Information provided>
▼
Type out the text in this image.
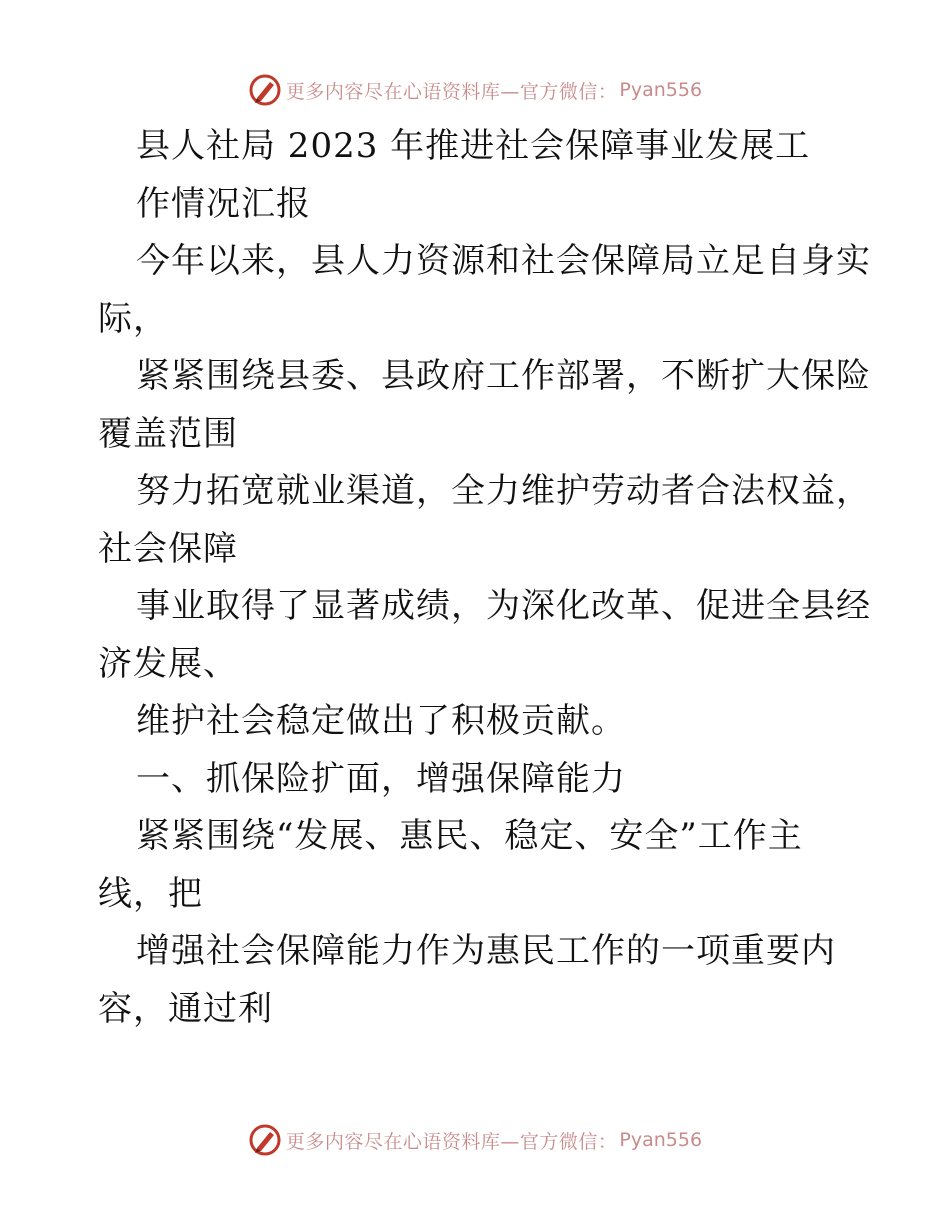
更多内容尽在心语资料库—官方微信： Pyan556
县人社局 2023 年推进社会保障事业发展工
作情况汇报
今年以来，县人力资源和社会保障局立足自身实
际，
紧紧围绕县委、县政府工作部署，不断扩大保险
覆盖范围
努力拓宽就业渠道，全力维护劳动者合法权益，
社会保障
事业取得了显著成绩，为深化改革、促进全县经
济发展、
维护社会稳定做出了积极贡献。
一、抓保险扩面，增强保障能力
紧紧围绕“发展、惠民、稳定、安全”工作主
线，把
增强社会保障能力作为惠民工作的一项重要内
容，通过利
更多内容尽在心语资料库—官方微信： Pyan556
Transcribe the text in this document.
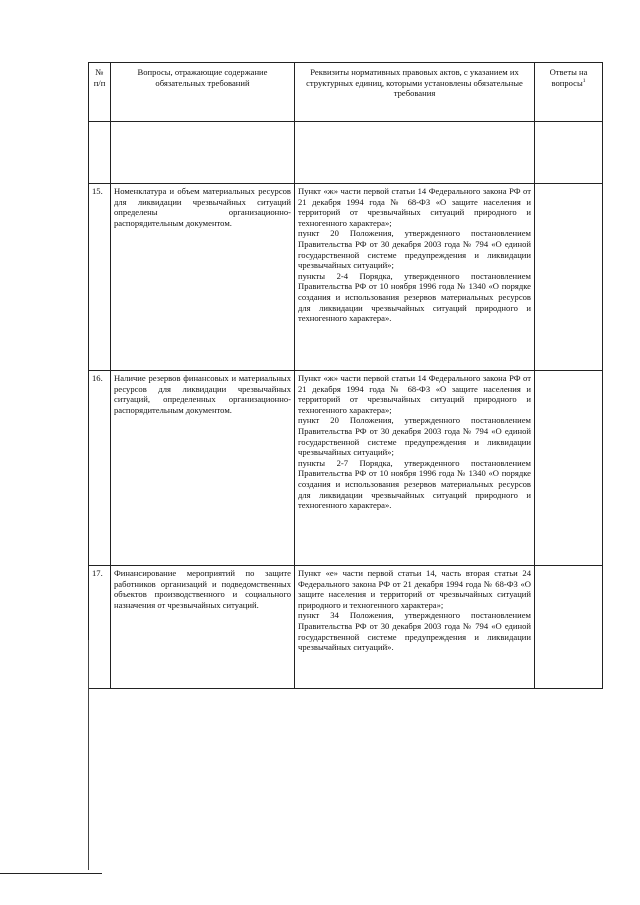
№ п/п	Вопросы, отражающие содержание обязательных требований	Реквизиты нормативных правовых актов, с указанием их структурных единиц, которыми установлены обязательные требования	Ответы на вопросы$^1$

15.	Номенклатура и объем материальных ресурсов для ликвидации чрезвычайных ситуаций определены организационно-распорядительным документом.	Пункт «ж» части первой статьи 14 Федерального закона РФ от 21 декабря 1994 года № 68-ФЗ «О защите населения и территорий от чрезвычайных ситуаций природного и техногенного характера»;

пункт 20 Положения, утвержденного постановлением Правительства РФ от 30 декабря 2003 года № 794 «О единой государственной системе предупреждения и ликвидации чрезвычайных ситуаций»;

пункты 2-4 Порядка, утвержденного постановлением Правительства РФ от 10 ноября 1996 года № 1340 «О порядке создания и использования резервов материальных ресурсов для ликвидации чрезвычайных ситуаций природного и техногенного характера».	

16.	Наличие резервов финансовых и материальных ресурсов для ликвидации чрезвычайных ситуаций, определенных организационно-распорядительным документом.	Пункт «ж» части первой статьи 14 Федерального закона РФ от 21 декабря 1994 года № 68-ФЗ «О защите населения и территорий от чрезвычайных ситуаций природного и техногенного характера»;

пункт 20 Положения, утвержденного постановлением Правительства РФ от 30 декабря 2003 года № 794 «О единой государственной системе предупреждения и ликвидации чрезвычайных ситуаций»;

пункты 2-7 Порядка, утвержденного постановлением Правительства РФ от 10 ноября 1996 года № 1340 «О порядке создания и использования резервов материальных ресурсов для ликвидации чрезвычайных ситуаций природного и техногенного характера».	

17.	Финансирование мероприятий по защите работников организаций и подведомственных объектов производственного и социального назначения от чрезвычайных ситуаций.	Пункт «е» части первой статьи 14, часть вторая статьи 24 Федерального закона РФ от 21 декабря 1994 года № 68-ФЗ «О защите населения и территорий от чрезвычайных ситуаций природного и техногенного характера»;

пункт 34 Положения, утвержденного постановлением Правительства РФ от 30 декабря 2003 года № 794 «О единой государственной системе предупреждения и ликвидации чрезвычайных ситуаций».	
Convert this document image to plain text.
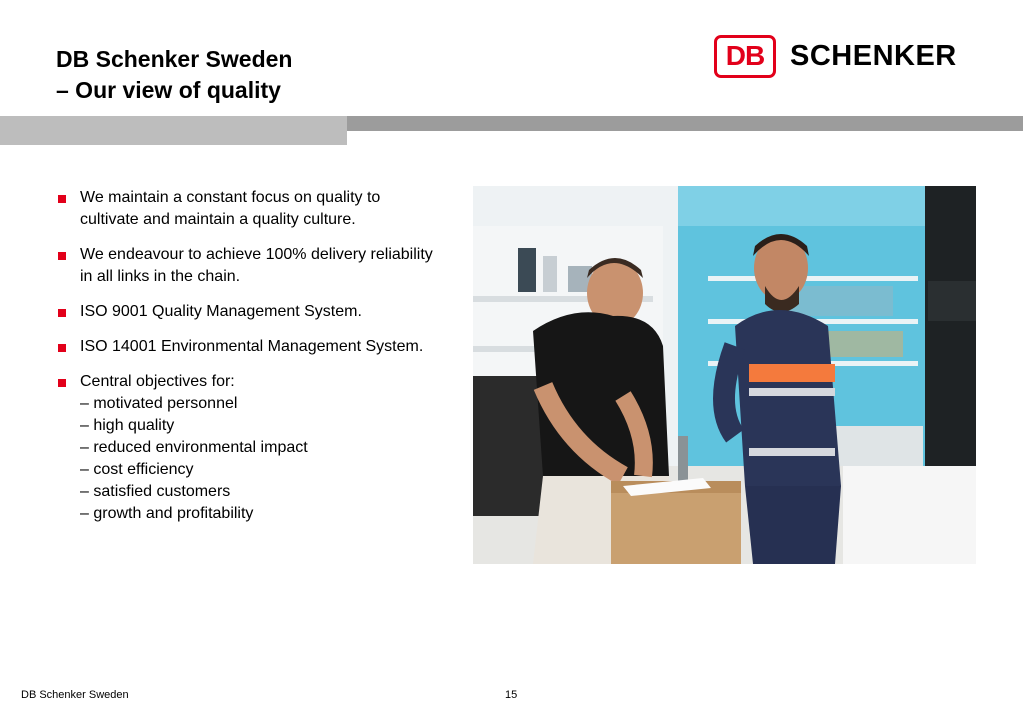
DB Schenker Sweden
– Our view of quality
DB SCHENKER
We maintain a constant focus on quality to cultivate and maintain a quality culture.
We endeavour to achieve 100% delivery reliability in all links in the chain.
ISO 9001 Quality Management System.
ISO 14001 Environmental Management System.
Central objectives for:
– motivated personnel
– high quality
– reduced environmental impact
– cost efficiency
– satisfied customers
– growth and profitability
DB Schenker Sweden	15
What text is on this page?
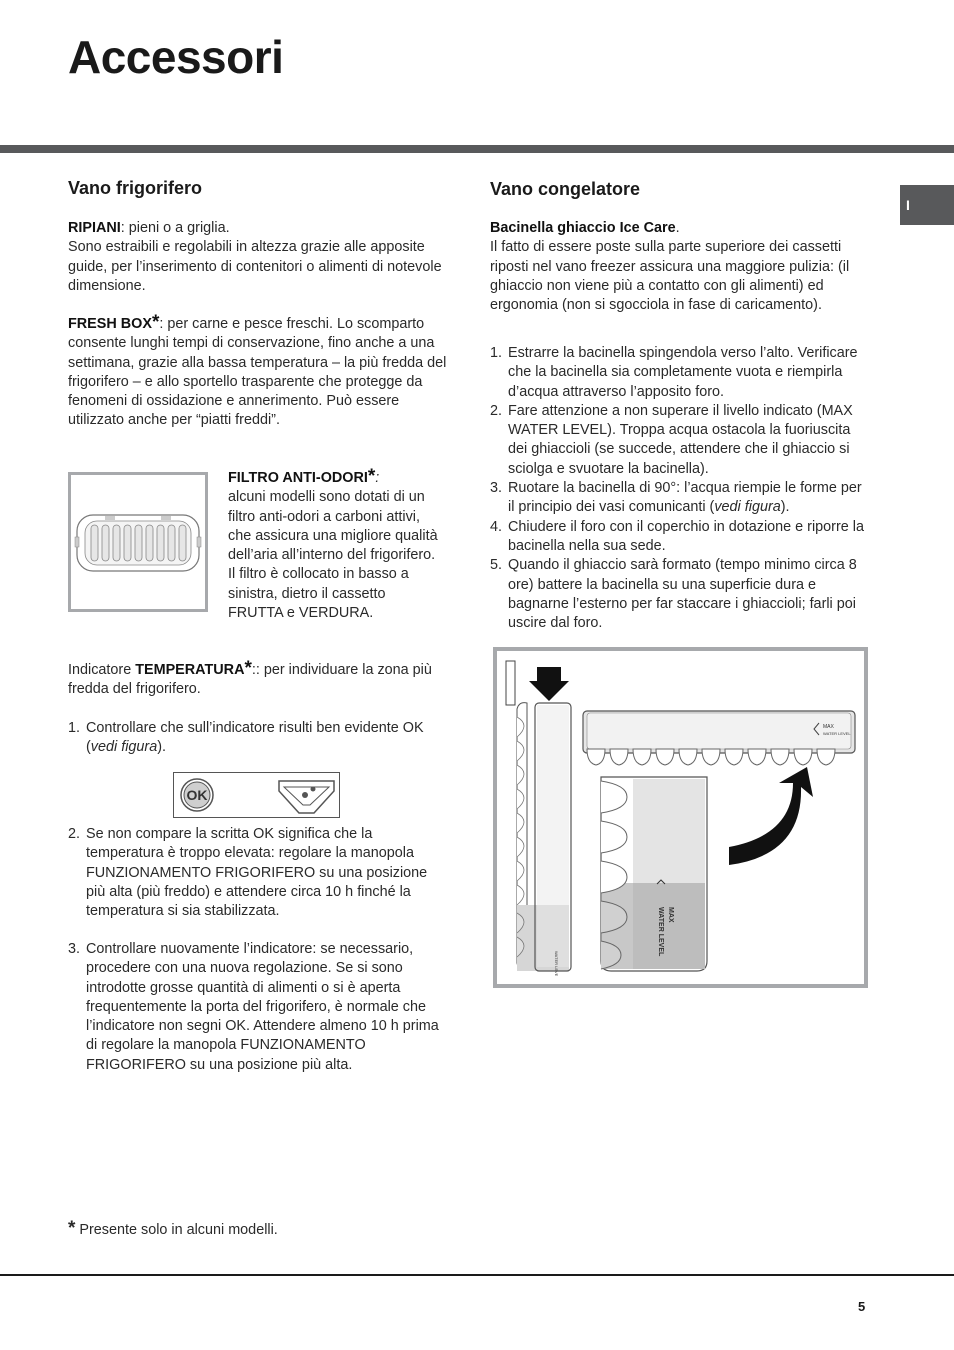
Accessori
I
Vano frigorifero

RIPIANI: pieni o a griglia.

Sono estraibili e regolabili in altezza grazie alle apposite guide, per l’inserimento di contenitori o alimenti di notevole dimensione.

FRESH BOX*: per carne e pesce freschi. Lo scomparto consente lunghi tempi di conservazione, fino anche a una settimana, grazie alla bassa temperatura – la più fredda del frigorifero – e allo sportello trasparente che protegge da fenomeni di ossidazione e annerimento. Può essere utilizzato anche per “piatti freddi”.

FILTRO ANTI-ODORI*:

alcuni modelli sono dotati di un filtro anti-odori a carboni attivi, che assicura una migliore qualità dell’aria all’interno del frigorifero. Il filtro è collocato in basso a sinistra, dietro il cassetto FRUTTA e VERDURA.

Indicatore TEMPERATURA*:: per individuare la zona più fredda del frigorifero.

1. Controllare che sull’indicatore risulti ben evidente OK (vedi figura).
OK
2. Se non compare la scritta OK significa che la temperatura è troppo elevata: regolare la manopola FUNZIONAMENTO FRIGORIFERO su una posizione più alta (più freddo) e attendere circa 10 h finché la temperatura si sia stabilizzata.
3. Controllare nuovamente l’indicatore: se necessario, procedere con una nuova regolazione. Se si sono introdotte grosse quantità di alimenti o si è aperta frequentemente la porta del frigorifero, è normale che l’indicatore non segni OK. Attendere almeno 10 h prima di regolare la manopola FUNZIONAMENTO FRIGORIFERO su una posizione più alta.
Vano congelatore

Bacinella ghiaccio Ice Care.

Il fatto di essere poste sulla parte superiore dei cassetti riposti nel vano freezer assicura una maggiore pulizia: (il ghiaccio non viene più a contatto con gli alimenti) ed ergonomia (non si sgocciola in fase di caricamento).

1. Estrarre la bacinella spingendola verso l’alto. Verificare che la bacinella sia completamente vuota e riempirla d’acqua attraverso l’apposito foro.
2. Fare attenzione a non superare il livello indicato (MAX WATER LEVEL). Troppa acqua ostacola la fuoriuscita dei ghiaccioli (se succede, attendere che il ghiaccio si sciolga e svuotare la bacinella).
3. Ruotare la bacinella di 90°: l’acqua riempie le forme per il principio dei vasi comunicanti (vedi figura).
4. Chiudere il foro con il coperchio in dotazione e riporre la bacinella nella sua sede.
5. Quando il ghiaccio sarà formato (tempo minimo circa 8 ore) battere la bacinella su una superficie dura e bagnarne l’esterno per far staccare i ghiaccioli; farli poi uscire dal foro.
WATER LEVEL
MAX
WATER LEVEL
MAX
WATER LEVEL
* Presente solo in alcuni modelli.
5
▲
Task to complete> Pictures don't belong in the copy. Restate all the entries exactly.

The result>
Type out the text in this image.
更多内容尽在心语资料库—官方微信： Pyan556
县人社局 2023 年推进社会保障事业发展工
作情况汇报
今年以来，县人力资源和社会保障局立足自身实
际，
紧紧围绕县委、县政府工作部署，不断扩大保险
覆盖范围
努力拓宽就业渠道，全力维护劳动者合法权益，
社会保障
事业取得了显著成绩，为深化改革、促进全县经
济发展、
维护社会稳定做出了积极贡献。
一、抓保险扩面，增强保障能力
紧紧围绕“发展、惠民、稳定、安全”工作主
线，把
增强社会保障能力作为惠民工作的一项重要内
容，通过利
更多内容尽在心语资料库—官方微信： Pyan556
Transcribe the text in this document.
№ п/п	Вопросы, отражающие содержание обязательных требований	Реквизиты нормативных правовых актов, с указанием их структурных единиц, которыми установлены обязательные требования	Ответы на вопросы$^1$

15.	Номенклатура и объем материальных ресурсов для ликвидации чрезвычайных ситуаций определены организационно-распорядительным документом.	Пункт «ж» части первой статьи 14 Федерального закона РФ от 21 декабря 1994 года № 68-ФЗ «О защите населения и территорий от чрезвычайных ситуаций природного и техногенного характера»;

пункт 20 Положения, утвержденного постановлением Правительства РФ от 30 декабря 2003 года № 794 «О единой государственной системе предупреждения и ликвидации чрезвычайных ситуаций»;

пункты 2-4 Порядка, утвержденного постановлением Правительства РФ от 10 ноября 1996 года № 1340 «О порядке создания и использования резервов материальных ресурсов для ликвидации чрезвычайных ситуаций природного и техногенного характера».	

16.	Наличие резервов финансовых и материальных ресурсов для ликвидации чрезвычайных ситуаций, определенных организационно-распорядительным документом.	Пункт «ж» части первой статьи 14 Федерального закона РФ от 21 декабря 1994 года № 68-ФЗ «О защите населения и территорий от чрезвычайных ситуаций природного и техногенного характера»;

пункт 20 Положения, утвержденного постановлением Правительства РФ от 30 декабря 2003 года № 794 «О единой государственной системе предупреждения и ликвидации чрезвычайных ситуаций»;

пункты 2-7 Порядка, утвержденного постановлением Правительства РФ от 10 ноября 1996 года № 1340 «О порядке создания и использования резервов материальных ресурсов для ликвидации чрезвычайных ситуаций природного и техногенного характера».	

17.	Финансирование мероприятий по защите работников организаций и подведомственных объектов производственного и социального назначения от чрезвычайных ситуаций.	Пункт «е» части первой статьи 14, часть вторая статьи 24 Федерального закона РФ от 21 декабря 1994 года № 68-ФЗ «О защите населения и территорий от чрезвычайных ситуаций природного и техногенного характера»;

пункт 34 Положения, утвержденного постановлением Правительства РФ от 30 декабря 2003 года № 794 «О единой государственной системе предупреждения и ликвидации чрезвычайных ситуаций».	
Convert this document image to plain text.
DB Schenker Sweden
– Our view of quality
DB SCHENKER
We maintain a constant focus on quality to cultivate and maintain a quality culture.
We endeavour to achieve 100% delivery reliability in all links in the chain.
ISO 9001 Quality Management System.
ISO 14001 Environmental Management System.
Central objectives for:
– motivated personnel
– high quality
– reduced environmental impact
– cost efficiency
– satisfied customers
– growth and profitability
DB Schenker Sweden	15
What text is on this page?
Accessori
I
Vano frigorifero

RIPIANI: pieni o a griglia.

Sono estraibili e regolabili in altezza grazie alle apposite guide, per l’inserimento di contenitori o alimenti di notevole dimensione.

FRESH BOX*: per carne e pesce freschi. Lo scomparto consente lunghi tempi di conservazione, fino anche a una settimana, grazie alla bassa temperatura – la più fredda del frigorifero – e allo sportello trasparente che protegge da fenomeni di ossidazione e annerimento. Può essere utilizzato anche per “piatti freddi”.

FILTRO ANTI-ODORI*:

alcuni modelli sono dotati di un filtro anti-odori a carboni attivi, che assicura una migliore qualità dell’aria all’interno del frigorifero. Il filtro è collocato in basso a sinistra, dietro il cassetto FRUTTA e VERDURA.

Indicatore TEMPERATURA*:: per individuare la zona più fredda del frigorifero.

1. Controllare che sull’indicatore risulti ben evidente OK (vedi figura).
OK
2. Se non compare la scritta OK significa che la temperatura è troppo elevata: regolare la manopola FUNZIONAMENTO FRIGORIFERO su una posizione più alta (più freddo) e attendere circa 10 h finché la temperatura si sia stabilizzata.
3. Controllare nuovamente l’indicatore: se necessario, procedere con una nuova regolazione. Se si sono introdotte grosse quantità di alimenti o si è aperta frequentemente la porta del frigorifero, è normale che l’indicatore non segni OK. Attendere almeno 10 h prima di regolare la manopola FUNZIONAMENTO FRIGORIFERO su una posizione più alta.
Vano congelatore

Bacinella ghiaccio Ice Care.

Il fatto di essere poste sulla parte superiore dei cassetti riposti nel vano freezer assicura una maggiore pulizia: (il ghiaccio non viene più a contatto con gli alimenti) ed ergonomia (non si sgocciola in fase di caricamento).

1. Estrarre la bacinella spingendola verso l’alto. Verificare che la bacinella sia completamente vuota e riempirla d’acqua attraverso l’apposito foro.
2. Fare attenzione a non superare il livello indicato (MAX WATER LEVEL). Troppa acqua ostacola la fuoriuscita dei ghiaccioli (se succede, attendere che il ghiaccio si sciolga e svuotare la bacinella).
3. Ruotare la bacinella di 90°: l’acqua riempie le forme per il principio dei vasi comunicanti (vedi figura).
4. Chiudere il foro con il coperchio in dotazione e riporre la bacinella nella sua sede.
5. Quando il ghiaccio sarà formato (tempo minimo circa 8 ore) battere la bacinella su una superficie dura e bagnarne l’esterno per far staccare i ghiaccioli; farli poi uscire dal foro.
WATER LEVEL
MAX
WATER LEVEL
MAX
WATER LEVEL
* Presente solo in alcuni modelli.
5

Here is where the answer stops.